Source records
==*==
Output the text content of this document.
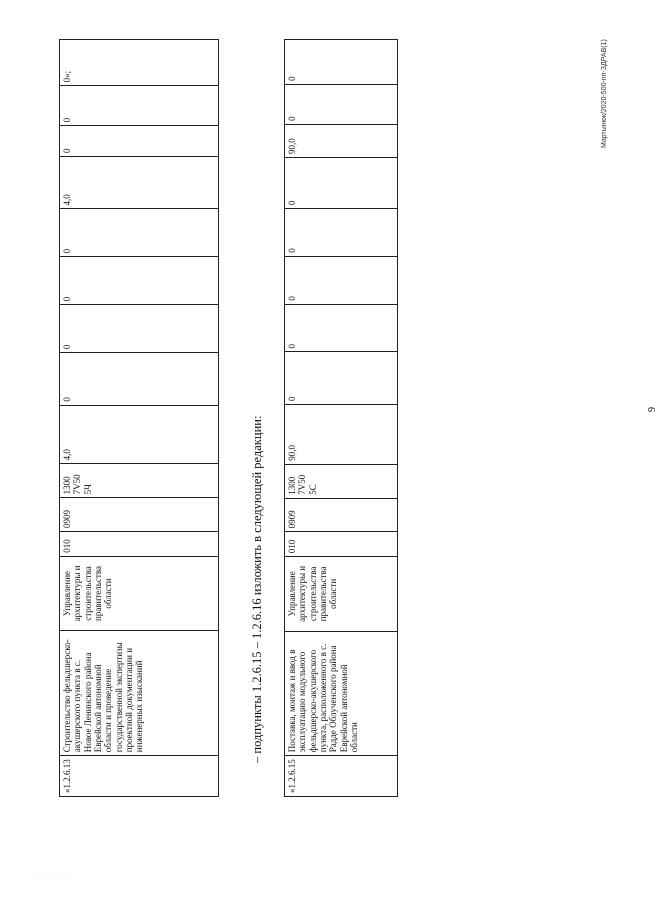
9
Мартынюк/2020-500-пп-ЗДРАВ(1)
«1.2.6.13	Строительство фельдшерско-акушерского пункта в с. Новое Ленинского района Еврейской автономной области и проведение государственной экспертизы проектной документации и инженерных изысканий	Управление архитектуры и строительства правительства области	010	0909	1300 7V50 5Ч	4,0	0	0	0	0	4,0	0	0	0»;
– подпункты 1.2.6.15 – 1.2.6.16 изложить в следующей редакции:
«1.2.6.15	Поставка, монтаж и ввод в эксплуатацию модульного фельдшерско-акушерского пункта, расположенного в с. Радде Облученского района Еврейской автономной области	Управление архитектуры и строительства правительства области	010	0909	1300 7V50 5С	90,0	0	0	0	0	0	90,0	0	0
· · · · ·
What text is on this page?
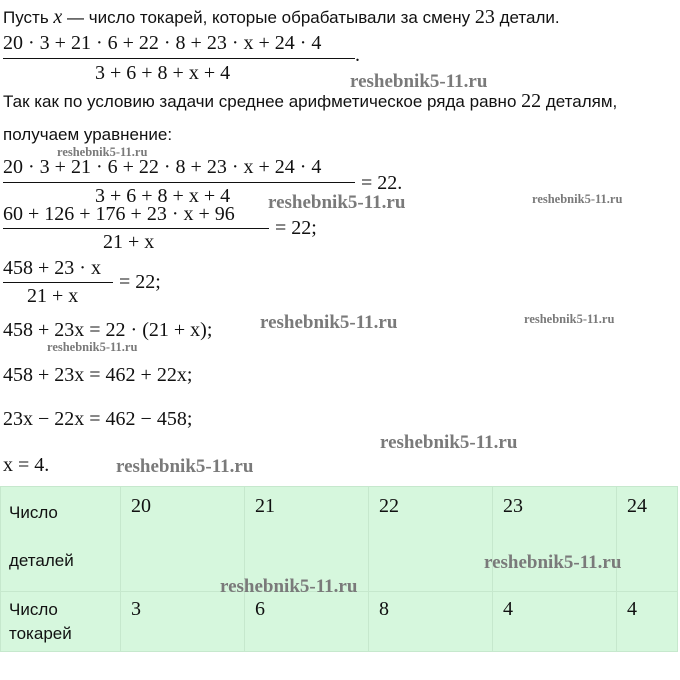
Пусть x — число токарей, которые обрабатывали за смену 23 детали.
20 · 3 + 21 · 6 + 22 · 8 + 23 · x + 24 · 4
3 + 6 + 8 + x + 4
.
Так как по условию задачи среднее арифметическое ряда равно 22 деталям,
получаем уравнение:
20 · 3 + 21 · 6 + 22 · 8 + 23 · x + 24 · 4
3 + 6 + 8 + x + 4
= 22.
60 + 126 + 176 + 23 · x + 96
21 + x
= 22;
458 + 23 · x
21 + x
= 22;
458 + 23x = 22 · (21 + x);
458 + 23x = 462 + 22x;
23x − 22x = 462 − 458;
x = 4.
Число
деталей	20	21	22	23	24

Число
токарей	3	6	8	4	4
reshebnik5-11.ru
reshebnik5-11.ru
reshebnik5-11.ru	reshebnik5-11.ru
reshebnik5-11.ru	reshebnik5-11.ru
reshebnik5-11.ru
reshebnik5-11.ru
reshebnik5-11.ru
reshebnik5-11.ru
reshebnik5-11.ru
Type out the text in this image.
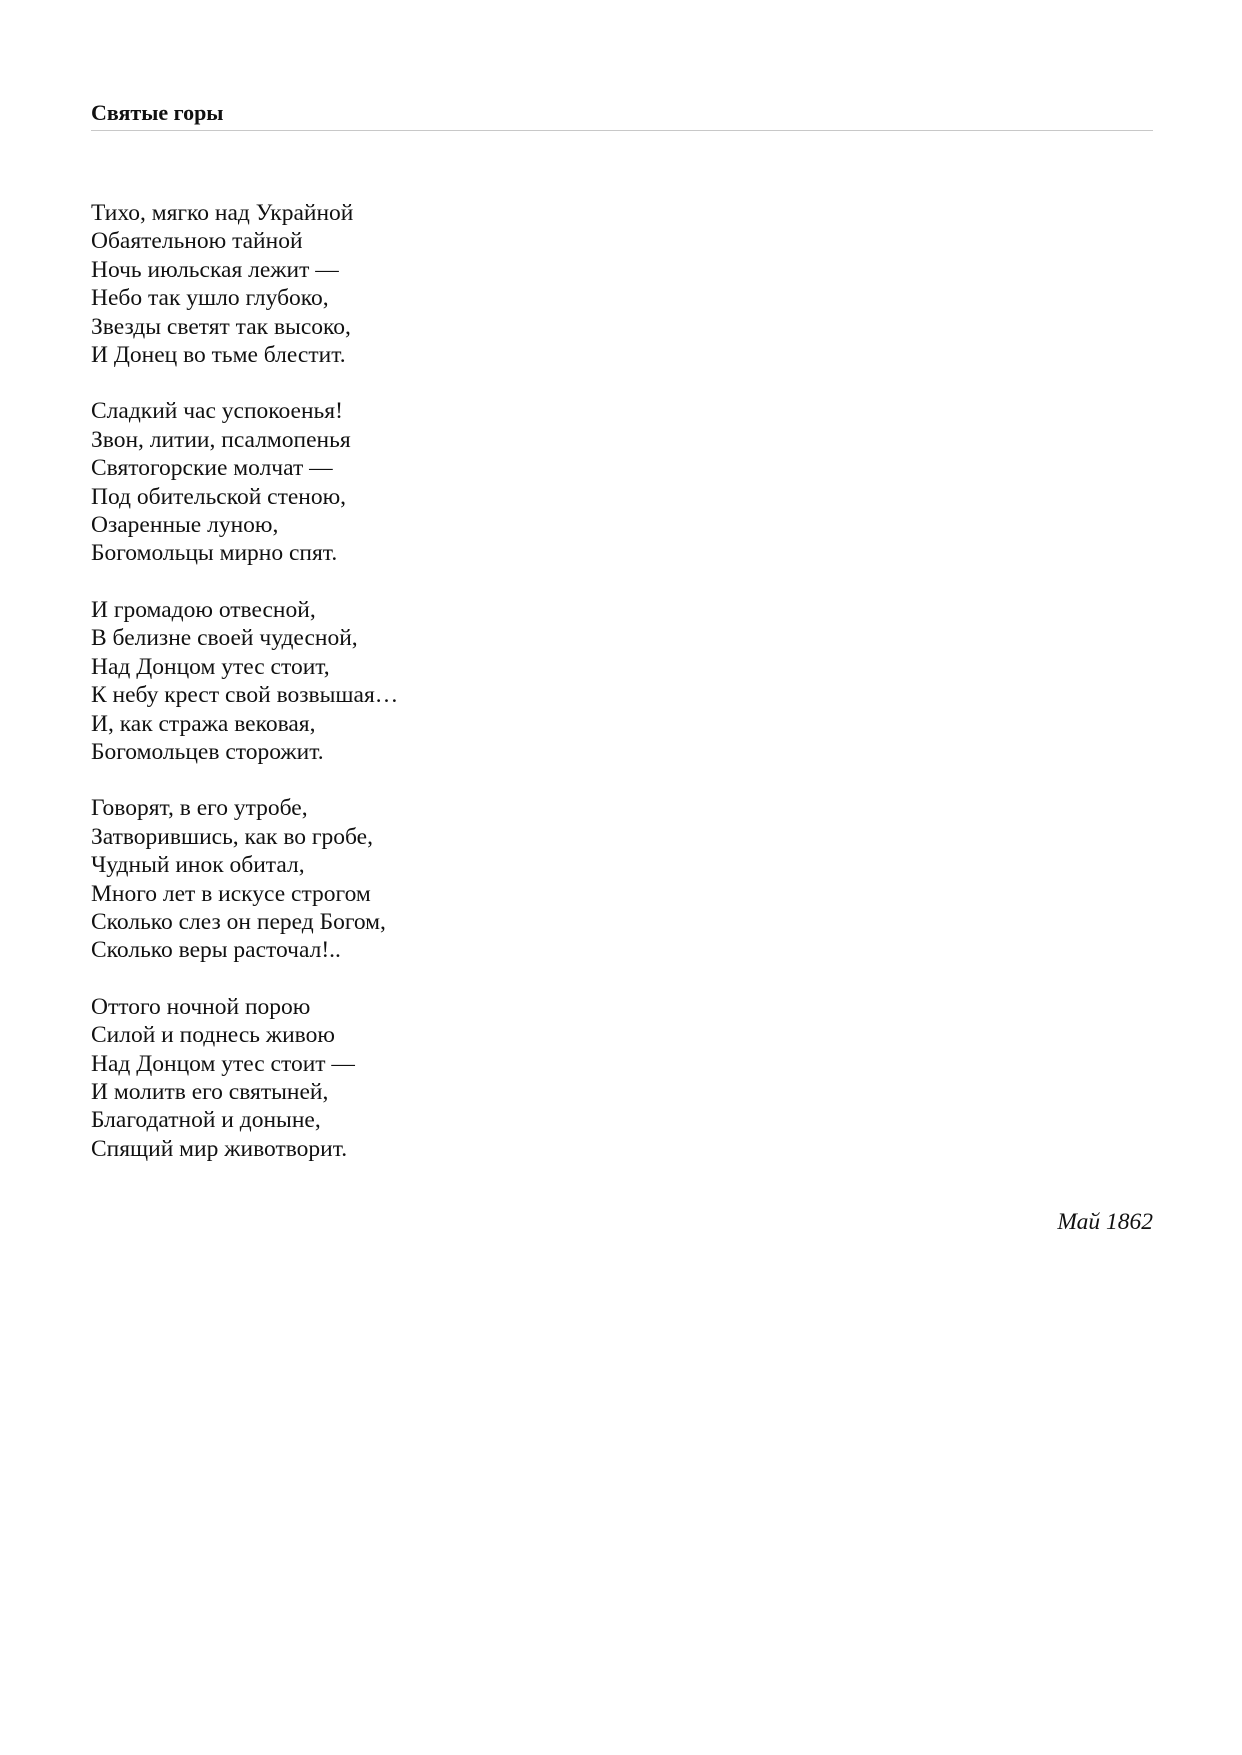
Святые горы
Тихо, мягко над Украйной
Обаятельною тайной
Ночь июльская лежит —
Небо так ушло глубоко,
Звезды светят так высоко,
И Донец во тьме блестит.
Сладкий час успокоенья!
Звон, литии, псалмопенья
Святогорские молчат —
Под обительской стеною,
Озаренные луною,
Богомольцы мирно спят.
И громадою отвесной,
В белизне своей чудесной,
Над Донцом утес стоит,
К небу крест свой возвышая…
И, как стража вековая,
Богомольцев сторожит.
Говорят, в его утробе,
Затворившись, как во гробе,
Чудный инок обитал,
Много лет в искусе строгом
Сколько слез он перед Богом,
Сколько веры расточал!..
Оттого ночной порою
Силой и поднесь живою
Над Донцом утес стоит —
И молитв его святыней,
Благодатной и доныне,
Спящий мир животворит.
Май 1862
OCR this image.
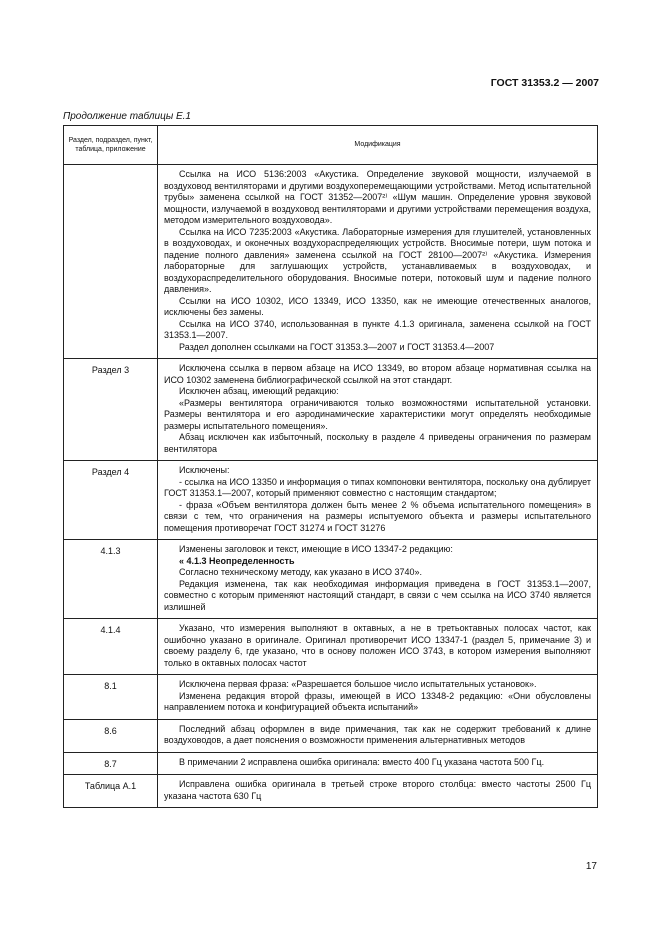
ГОСТ 31353.2 — 2007
Продолжение таблицы Е.1
Раздел, подраздел, пункт, таблица, приложение	Модификация

	Ссылка на ИСО 5136:2003 «Акустика. Определение звуковой мощности, излучаемой в воздуховод вентиляторами и другими воздухоперемещающими устройствами. Метод испытательной трубы» заменена ссылкой на ГОСТ 31352—2007²⁾ «Шум машин. Определение уровня звуковой мощности, излучаемой в воздуховод вентиляторами и другими устройствами перемещения воздуха, методом измерительного воздуховода».

Ссылка на ИСО 7235:2003 «Акустика. Лабораторные измерения для глушителей, установленных в воздуховодах, и оконечных воздухораспределяющих устройств. Вносимые потери, шум потока и падение полного давления» заменена ссылкой на ГОСТ 28100—2007²⁾ «Акустика. Измерения лабораторные для заглушающих устройств, устанавливаемых в воздуховодах, и воздухораспределительного оборудования. Вносимые потери, потоковый шум и падение полного давления».

Ссылки на ИСО 10302, ИСО 13349, ИСО 13350, как не имеющие отечественных аналогов, исключены без замены.

Ссылка на ИСО 3740, использованная в пункте 4.1.3 оригинала, заменена ссылкой на ГОСТ 31353.1—2007.

Раздел дополнен ссылками на ГОСТ 31353.3—2007 и ГОСТ 31353.4—2007

Раздел 3	Исключена ссылка в первом абзаце на ИСО 13349, во втором абзаце нормативная ссылка на ИСО 10302 заменена библиографической ссылкой на этот стандарт.

Исключен абзац, имеющий редакцию:

«Размеры вентилятора ограничиваются только возможностями испытательной установки. Размеры вентилятора и его аэродинамические характеристики могут определять необходимые размеры испытательного помещения».

Абзац исключен как избыточный, поскольку в разделе 4 приведены ограничения по размерам вентилятора

Раздел 4	Исключены:

- ссылка на ИСО 13350 и информация о типах компоновки вентилятора, поскольку она дублирует ГОСТ 31353.1—2007, который применяют совместно с настоящим стандартом;

- фраза «Объем вентилятора должен быть менее 2 % объема испытательного помещения» в связи с тем, что ограничения на размеры испытуемого объекта и размеры испытательного помещения противоречат ГОСТ 31274 и ГОСТ 31276

4.1.3	Изменены заголовок и текст, имеющие в ИСО 13347-2 редакцию:

« 4.1.3 Неопределенность

Согласно техническому методу, как указано в ИСО 3740».

Редакция изменена, так как необходимая информация приведена в ГОСТ 31353.1—2007, совместно с которым применяют настоящий стандарт, в связи с чем ссылка на ИСО 3740 является излишней

4.1.4	Указано, что измерения выполняют в октавных, а не в третьоктавных полосах частот, как ошибочно указано в оригинале. Оригинал противоречит ИСО 13347-1 (раздел 5, примечание 3) и своему разделу 6, где указано, что в основу положен ИСО 3743, в котором измерения выполняют только в октавных полосах частот

8.1	Исключена первая фраза: «Разрешается большое число испытательных установок».

Изменена редакция второй фразы, имеющей в ИСО 13348-2 редакцию: «Они обусловлены направлением потока и конфигурацией объекта испытаний»

8.6	Последний абзац оформлен в виде примечания, так как не содержит требований к длине воздуховодов, а дает пояснения о возможности применения альтернативных методов

8.7	В примечании 2 исправлена ошибка оригинала: вместо 400 Гц указана частота 500 Гц.

Таблица А.1	Исправлена ошибка оригинала в третьей строке второго столбца: вместо частоты 2500 Гц указана частота 630 Гц

17
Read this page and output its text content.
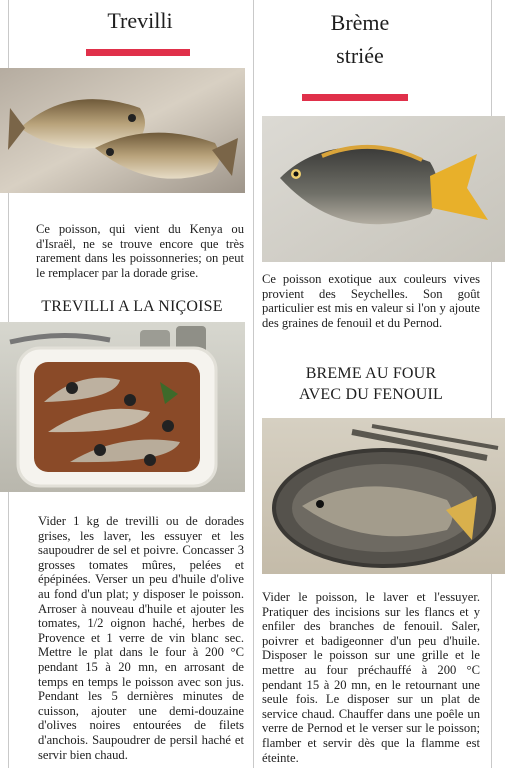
Trevilli
Ce poisson, qui vient du Kenya ou d'Israël, ne se trouve encore que très rarement dans les poissonneries; on peut le remplacer par la dorade grise.
TREVILLI A LA NIÇOISE
Vider 1 kg de trevilli ou de dorades grises, les laver, les essuyer et les saupoudrer de sel et poivre. Concasser 3 grosses tomates mûres, pelées et épépinées. Verser un peu d'huile d'olive au fond d'un plat; y disposer le poisson. Arroser à nouveau d'huile et ajouter les tomates, 1/2 oignon haché, herbes de Provence et 1 verre de vin blanc sec. Mettre le plat dans le four à 200 °C pendant 15 à 20 mn, en arrosant de temps en temps le poisson avec son jus. Pendant les 5 dernières minutes de cuisson, ajouter une demi-douzaine d'olives noires entourées de filets d'anchois. Saupoudrer de persil haché et servir bien chaud.
Brème
striée
Ce poisson exotique aux couleurs vives provient des Seychelles. Son goût particulier est mis en valeur si l'on y ajoute des graines de fenouil et du Pernod.
BREME AU FOUR
AVEC DU FENOUIL
Vider le poisson, le laver et l'essuyer. Pratiquer des incisions sur les flancs et y enfiler des branches de fenouil. Saler, poivrer et badigeonner d'un peu d'huile. Disposer le poisson sur une grille et le mettre au four préchauffé à 200 °C pendant 15 à 20 mn, en le retournant une seule fois. Le disposer sur un plat de service chaud. Chauffer dans une poêle un verre de Pernod et le verser sur le poisson; flamber et servir dès que la flamme est éteinte.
==*==
§ **What you are asked to do**
Leave out the pictures and transcribe the entries above exactly.

§ **Written solution**
Output the text content of this document.
9
Мартынюк/2020-500-пп-ЗДРАВ(1)
«1.2.6.13	Строительство фельдшерско-акушерского пункта в с. Новое Ленинского района Еврейской автономной области и проведение государственной экспертизы проектной документации и инженерных изысканий	Управление архитектуры и строительства правительства области	010	0909	1300 7V50 5Ч	4,0	0	0	0	0	4,0	0	0	0»;
– подпункты 1.2.6.15 – 1.2.6.16 изложить в следующей редакции:
«1.2.6.15	Поставка, монтаж и ввод в эксплуатацию модульного фельдшерско-акушерского пункта, расположенного в с. Радде Облученского района Еврейской автономной области	Управление архитектуры и строительства правительства области	010	0909	1300 7V50 5С	90,0	0	0	0	0	0	90,0	0	0
· · · · ·
What text is on this page?
Пусть x — число токарей, которые обрабатывали за смену 23 детали.
20 · 3 + 21 · 6 + 22 · 8 + 23 · x + 24 · 4
3 + 6 + 8 + x + 4
.
Так как по условию задачи среднее арифметическое ряда равно 22 деталям,
получаем уравнение:
20 · 3 + 21 · 6 + 22 · 8 + 23 · x + 24 · 4
3 + 6 + 8 + x + 4
= 22.
60 + 126 + 176 + 23 · x + 96
21 + x
= 22;
458 + 23 · x
21 + x
= 22;
458 + 23x = 22 · (21 + x);
458 + 23x = 462 + 22x;
23x − 22x = 462 − 458;
x = 4.
Число
деталей	20	21	22	23	24

Число
токарей	3	6	8	4	4
reshebnik5-11.ru
reshebnik5-11.ru
reshebnik5-11.ru	reshebnik5-11.ru
reshebnik5-11.ru	reshebnik5-11.ru
reshebnik5-11.ru
reshebnik5-11.ru
reshebnik5-11.ru
reshebnik5-11.ru
reshebnik5-11.ru
Type out the text in this image.
Святые горы
Тихо, мягко над Украйной
Обаятельною тайной
Ночь июльская лежит —
Небо так ушло глубоко,
Звезды светят так высоко,
И Донец во тьме блестит.
Сладкий час успокоенья!
Звон, литии, псалмопенья
Святогорские молчат —
Под обительской стеною,
Озаренные луною,
Богомольцы мирно спят.
И громадою отвесной,
В белизне своей чудесной,
Над Донцом утес стоит,
К небу крест свой возвышая…
И, как стража вековая,
Богомольцев сторожит.
Говорят, в его утробе,
Затворившись, как во гробе,
Чудный инок обитал,
Много лет в искусе строгом
Сколько слез он перед Богом,
Сколько веры расточал!..
Оттого ночной порою
Силой и поднесь живою
Над Донцом утес стоит —
И молитв его святыней,
Благодатной и доныне,
Спящий мир животворит.
Май 1862
OCR this image.
ГОСТ 31353.2 — 2007
Продолжение таблицы Е.1
Раздел, подраздел, пункт, таблица, приложение	Модификация

	Ссылка на ИСО 5136:2003 «Акустика. Определение звуковой мощности, излучаемой в воздуховод вентиляторами и другими воздухоперемещающими устройствами. Метод испытательной трубы» заменена ссылкой на ГОСТ 31352—2007²⁾ «Шум машин. Определение уровня звуковой мощности, излучаемой в воздуховод вентиляторами и другими устройствами перемещения воздуха, методом измерительного воздуховода».

Ссылка на ИСО 7235:2003 «Акустика. Лабораторные измерения для глушителей, установленных в воздуховодах, и оконечных воздухораспределяющих устройств. Вносимые потери, шум потока и падение полного давления» заменена ссылкой на ГОСТ 28100—2007²⁾ «Акустика. Измерения лабораторные для заглушающих устройств, устанавливаемых в воздуховодах, и воздухораспределительного оборудования. Вносимые потери, потоковый шум и падение полного давления».

Ссылки на ИСО 10302, ИСО 13349, ИСО 13350, как не имеющие отечественных аналогов, исключены без замены.

Ссылка на ИСО 3740, использованная в пункте 4.1.3 оригинала, заменена ссылкой на ГОСТ 31353.1—2007.

Раздел дополнен ссылками на ГОСТ 31353.3—2007 и ГОСТ 31353.4—2007

Раздел 3	Исключена ссылка в первом абзаце на ИСО 13349, во втором абзаце нормативная ссылка на ИСО 10302 заменена библиографической ссылкой на этот стандарт.

Исключен абзац, имеющий редакцию:

«Размеры вентилятора ограничиваются только возможностями испытательной установки. Размеры вентилятора и его аэродинамические характеристики могут определять необходимые размеры испытательного помещения».

Абзац исключен как избыточный, поскольку в разделе 4 приведены ограничения по размерам вентилятора

Раздел 4	Исключены:

- ссылка на ИСО 13350 и информация о типах компоновки вентилятора, поскольку она дублирует ГОСТ 31353.1—2007, который применяют совместно с настоящим стандартом;

- фраза «Объем вентилятора должен быть менее 2 % объема испытательного помещения» в связи с тем, что ограничения на размеры испытуемого объекта и размеры испытательного помещения противоречат ГОСТ 31274 и ГОСТ 31276

4.1.3	Изменены заголовок и текст, имеющие в ИСО 13347-2 редакцию:

« 4.1.3 Неопределенность

Согласно техническому методу, как указано в ИСО 3740».

Редакция изменена, так как необходимая информация приведена в ГОСТ 31353.1—2007, совместно с которым применяют настоящий стандарт, в связи с чем ссылка на ИСО 3740 является излишней

4.1.4	Указано, что измерения выполняют в октавных, а не в третьоктавных полосах частот, как ошибочно указано в оригинале. Оригинал противоречит ИСО 13347-1 (раздел 5, примечание 3) и своему разделу 6, где указано, что в основу положен ИСО 3743, в котором измерения выполняют только в октавных полосах частот

8.1	Исключена первая фраза: «Разрешается большое число испытательных установок».

Изменена редакция второй фразы, имеющей в ИСО 13348-2 редакцию: «Они обусловлены направлением потока и конфигурацией объекта испытаний»

8.6	Последний абзац оформлен в виде примечания, так как не содержит требований к длине воздуховодов, а дает пояснения о возможности применения альтернативных методов

8.7	В примечании 2 исправлена ошибка оригинала: вместо 400 Гц указана частота 500 Гц.

Таблица А.1	Исправлена ошибка оригинала в третьей строке второго столбца: вместо частоты 2500 Гц указана частота 630 Гц

17
Read this page and output its text content.
Trevilli
Ce poisson, qui vient du Kenya ou d'Israël, ne se trouve encore que très rarement dans les poissonneries; on peut le remplacer par la dorade grise.
TREVILLI A LA NIÇOISE
Vider 1 kg de trevilli ou de dorades grises, les laver, les essuyer et les saupoudrer de sel et poivre. Concasser 3 grosses tomates mûres, pelées et épépinées. Verser un peu d'huile d'olive au fond d'un plat; y disposer le poisson. Arroser à nouveau d'huile et ajouter les tomates, 1/2 oignon haché, herbes de Provence et 1 verre de vin blanc sec. Mettre le plat dans le four à 200 °C pendant 15 à 20 mn, en arrosant de temps en temps le poisson avec son jus. Pendant les 5 dernières minutes de cuisson, ajouter une demi-douzaine d'olives noires entourées de filets d'anchois. Saupoudrer de persil haché et servir bien chaud.
Brème
striée
Ce poisson exotique aux couleurs vives provient des Seychelles. Son goût particulier est mis en valeur si l'on y ajoute des graines de fenouil et du Pernod.
BREME AU FOUR
AVEC DU FENOUIL
Vider le poisson, le laver et l'essuyer. Pratiquer des incisions sur les flancs et y enfiler des branches de fenouil. Saler, poivrer et badigeonner d'un peu d'huile. Disposer le poisson sur une grille et le mettre au four préchauffé à 200 °C pendant 15 à 20 mn, en le retournant une seule fois. Le disposer sur un plat de service chaud. Chauffer dans une poêle un verre de Pernod et le verser sur le poisson; flamber et servir dès que la flamme est éteinte.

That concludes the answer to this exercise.